WHAT YOU NEED TO DO: An exact copy of the records is required, minus the pictures they hold.

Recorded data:
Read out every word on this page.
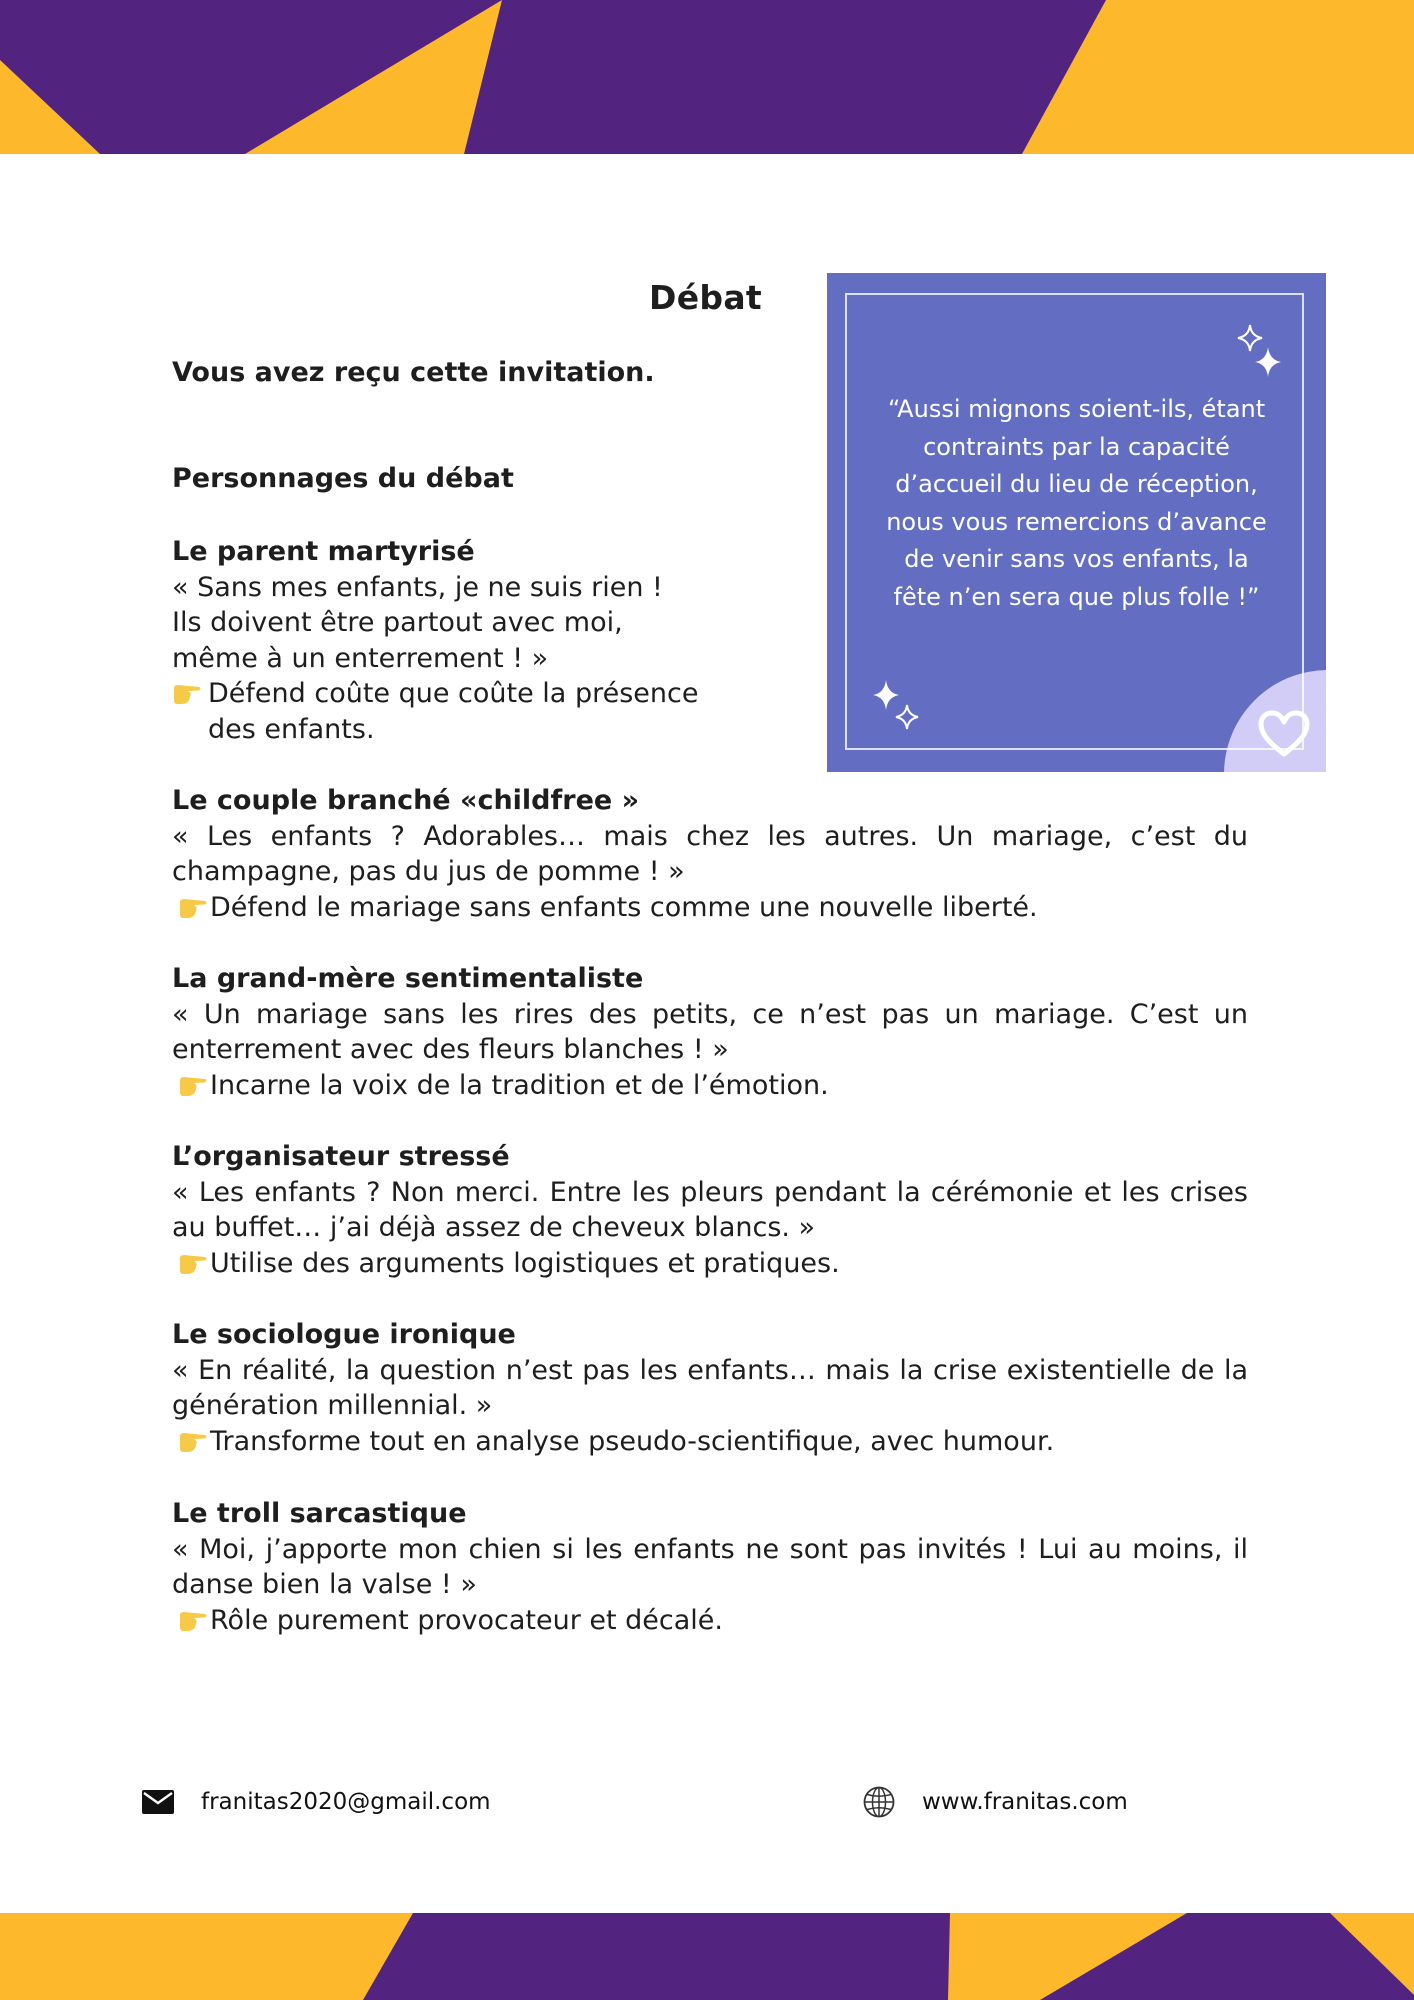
Débat
Vous avez reçu cette invitation.
Personnages du débat
Le parent martyrisé
« Sans mes enfants, je ne suis rien !
Ils doivent être partout avec moi,
même à un enterrement ! »
Défend coûte que coûte la présence
des enfants.
Le couple branché «childfree »
« Les enfants ? Adorables… mais chez les autres. Un mariage, c’est du champagne, pas du jus de pomme ! »
Défend le mariage sans enfants comme une nouvelle liberté.
La grand-mère sentimentaliste
« Un mariage sans les rires des petits, ce n’est pas un mariage. C’est un enterrement avec des fleurs blanches ! »
Incarne la voix de la tradition et de l’émotion.
L’organisateur stressé
« Les enfants ? Non merci. Entre les pleurs pendant la cérémonie et les crises au buffet… j’ai déjà assez de cheveux blancs. »
Utilise des arguments logistiques et pratiques.
Le sociologue ironique
« En réalité, la question n’est pas les enfants… mais la crise existentielle de la génération millennial. »
Transforme tout en analyse pseudo-scientifique, avec humour.
Le troll sarcastique
« Moi, j’apporte mon chien si les enfants ne sont pas invités ! Lui au moins, il danse bien la valse ! »
Rôle purement provocateur et décalé.
“Aussi mignons soient-ils, étant contraints par la capacité d’accueil du lieu de réception, nous vous remercions d’avance de venir sans vos enfants, la fête n’en sera que plus folle !”
franitas2020@gmail.com	www.franitas.com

EXERCISE OUTPUT:
Read out every word on this page.
Débat
Vous avez reçu cette invitation.
Personnages du débat
Le parent martyrisé
« Sans mes enfants, je ne suis rien !
Ils doivent être partout avec moi,
même à un enterrement ! »
Défend coûte que coûte la présence
des enfants.
Le couple branché «childfree »
« Les enfants ? Adorables… mais chez les autres. Un mariage, c’est du champagne, pas du jus de pomme ! »
Défend le mariage sans enfants comme une nouvelle liberté.
La grand-mère sentimentaliste
« Un mariage sans les rires des petits, ce n’est pas un mariage. C’est un enterrement avec des fleurs blanches ! »
Incarne la voix de la tradition et de l’émotion.
L’organisateur stressé
« Les enfants ? Non merci. Entre les pleurs pendant la cérémonie et les crises au buffet… j’ai déjà assez de cheveux blancs. »
Utilise des arguments logistiques et pratiques.
Le sociologue ironique
« En réalité, la question n’est pas les enfants… mais la crise existentielle de la génération millennial. »
Transforme tout en analyse pseudo-scientifique, avec humour.
Le troll sarcastique
« Moi, j’apporte mon chien si les enfants ne sont pas invités ! Lui au moins, il danse bien la valse ! »
Rôle purement provocateur et décalé.
“Aussi mignons soient-ils, étant contraints par la capacité d’accueil du lieu de réception, nous vous remercions d’avance de venir sans vos enfants, la fête n’en sera que plus folle !”
franitas2020@gmail.com	www.franitas.com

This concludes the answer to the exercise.